Complete the following:
1. Please rewrite the disinformation passage from "Disinformation refers to" up to and including "Poland and Kosovo.", replacing "younger democracies" with "newer democracies".
2. Name every country mentioned in the disinformation passage.
[Start of Extract]
In an age where information circulates instantaneously, disinformation has emerged as a formidable threat to the fabric of society and political stability. No longer confined to fringe conspiracy theories, the deliberate spread of false information has infiltrated mainstream discourse, manipulating public opinion, undermining trust in institutions, and even influencing elections. As technology evolves, so too do the tactics of those who wield disinformation, making it a pressing issue that demands our immediate attention and action.
Disinformation refers to the intentional dissemination of false or misleading information with the aim of deceiving or manipulating the public. Unlike misinformation, which is incorrect information shared without malicious intent, disinformation is strategically crafted to mislead people, influence public opinion, or undermine trust in institutions. Certainly, while disinformation presents a significant challenge globally, its impact is especially noteworthy in regions with younger democracies and less resilient institutions, such as the Balkans and Central and Eastern Europe, including countries like Czech Republic, Slovakia, Poland and Kosovo.
[End of Extract]
[Start of Supplied data]
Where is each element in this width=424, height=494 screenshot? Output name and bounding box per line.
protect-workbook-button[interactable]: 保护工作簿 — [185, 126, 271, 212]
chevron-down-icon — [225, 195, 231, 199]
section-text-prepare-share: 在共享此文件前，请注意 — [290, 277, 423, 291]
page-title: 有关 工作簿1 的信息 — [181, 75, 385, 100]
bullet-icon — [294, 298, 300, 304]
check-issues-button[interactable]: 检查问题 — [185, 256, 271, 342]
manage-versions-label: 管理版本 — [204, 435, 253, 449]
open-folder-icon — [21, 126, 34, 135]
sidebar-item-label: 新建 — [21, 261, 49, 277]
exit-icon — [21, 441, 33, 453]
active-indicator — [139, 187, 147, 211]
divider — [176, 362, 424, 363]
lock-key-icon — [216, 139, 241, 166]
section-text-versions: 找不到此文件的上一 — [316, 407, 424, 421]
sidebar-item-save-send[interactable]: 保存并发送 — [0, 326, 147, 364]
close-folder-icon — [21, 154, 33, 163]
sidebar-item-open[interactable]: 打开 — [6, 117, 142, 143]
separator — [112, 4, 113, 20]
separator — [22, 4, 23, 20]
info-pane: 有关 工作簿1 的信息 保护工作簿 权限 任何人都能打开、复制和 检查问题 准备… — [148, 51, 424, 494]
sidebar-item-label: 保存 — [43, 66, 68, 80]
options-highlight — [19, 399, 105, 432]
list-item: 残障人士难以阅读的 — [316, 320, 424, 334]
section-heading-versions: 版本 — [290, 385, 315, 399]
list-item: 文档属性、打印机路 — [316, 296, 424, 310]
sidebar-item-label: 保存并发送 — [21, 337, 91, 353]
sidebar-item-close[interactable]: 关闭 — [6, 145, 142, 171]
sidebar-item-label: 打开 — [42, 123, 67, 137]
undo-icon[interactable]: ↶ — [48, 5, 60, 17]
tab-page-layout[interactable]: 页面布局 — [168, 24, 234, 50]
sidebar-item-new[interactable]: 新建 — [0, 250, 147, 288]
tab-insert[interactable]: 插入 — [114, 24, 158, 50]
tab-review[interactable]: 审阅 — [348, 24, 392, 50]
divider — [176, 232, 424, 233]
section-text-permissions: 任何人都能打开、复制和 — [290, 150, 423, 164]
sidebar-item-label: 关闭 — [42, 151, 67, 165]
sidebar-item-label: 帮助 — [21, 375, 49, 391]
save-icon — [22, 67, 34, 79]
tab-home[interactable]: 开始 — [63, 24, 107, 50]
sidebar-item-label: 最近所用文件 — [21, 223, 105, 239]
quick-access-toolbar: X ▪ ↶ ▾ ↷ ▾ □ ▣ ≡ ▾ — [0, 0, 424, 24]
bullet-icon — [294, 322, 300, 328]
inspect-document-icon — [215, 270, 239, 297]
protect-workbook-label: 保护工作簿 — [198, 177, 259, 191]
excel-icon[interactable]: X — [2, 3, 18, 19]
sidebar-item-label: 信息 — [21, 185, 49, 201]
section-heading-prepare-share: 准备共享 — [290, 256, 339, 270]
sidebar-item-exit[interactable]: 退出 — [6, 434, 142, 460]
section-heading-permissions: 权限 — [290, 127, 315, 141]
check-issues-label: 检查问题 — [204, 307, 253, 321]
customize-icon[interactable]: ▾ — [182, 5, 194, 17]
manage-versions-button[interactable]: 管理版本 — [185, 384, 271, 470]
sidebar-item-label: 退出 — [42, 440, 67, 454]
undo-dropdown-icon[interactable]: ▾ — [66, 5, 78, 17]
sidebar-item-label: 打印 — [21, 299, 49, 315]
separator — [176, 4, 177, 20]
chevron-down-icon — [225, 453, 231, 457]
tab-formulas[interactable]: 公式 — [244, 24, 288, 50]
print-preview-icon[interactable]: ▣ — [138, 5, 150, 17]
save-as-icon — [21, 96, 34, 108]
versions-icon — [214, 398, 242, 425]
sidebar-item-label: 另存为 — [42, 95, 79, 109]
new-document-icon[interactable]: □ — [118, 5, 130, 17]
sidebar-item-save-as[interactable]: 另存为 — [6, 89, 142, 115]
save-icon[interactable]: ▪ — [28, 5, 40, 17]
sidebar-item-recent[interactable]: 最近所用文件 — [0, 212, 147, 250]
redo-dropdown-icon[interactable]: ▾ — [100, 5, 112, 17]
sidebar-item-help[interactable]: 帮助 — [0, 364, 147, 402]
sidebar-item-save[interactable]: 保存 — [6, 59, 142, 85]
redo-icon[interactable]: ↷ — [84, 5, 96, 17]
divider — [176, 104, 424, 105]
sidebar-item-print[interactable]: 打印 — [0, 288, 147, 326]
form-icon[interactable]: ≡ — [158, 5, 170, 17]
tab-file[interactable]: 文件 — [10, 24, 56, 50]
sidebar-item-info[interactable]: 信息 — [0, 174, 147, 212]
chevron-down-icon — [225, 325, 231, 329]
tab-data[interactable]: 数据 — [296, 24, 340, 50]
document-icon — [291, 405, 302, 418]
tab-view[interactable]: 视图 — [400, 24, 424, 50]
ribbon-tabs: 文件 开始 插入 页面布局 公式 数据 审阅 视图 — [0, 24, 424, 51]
[End of Supplied data]
Task results:
1.
Disinformation refers to the intentional dissemination of false or misleading information with the aim of deceiving or manipulating the public. Unlike misinformation, which is incorrect information shared without malicious intent, disinformation is strategically crafted to mislead people, influence public opinion, or undermine trust in institutions. Certainly, while disinformation presents a significant challenge globally, its impact is especially noteworthy in regions with newer democracies and less resilient institutions, such as the Balkans and Central and Eastern Europe, including countries like Czech Republic, Slovakia, Poland and Kosovo.

2. Czech Republic, Slovakia, Poland, Kosovo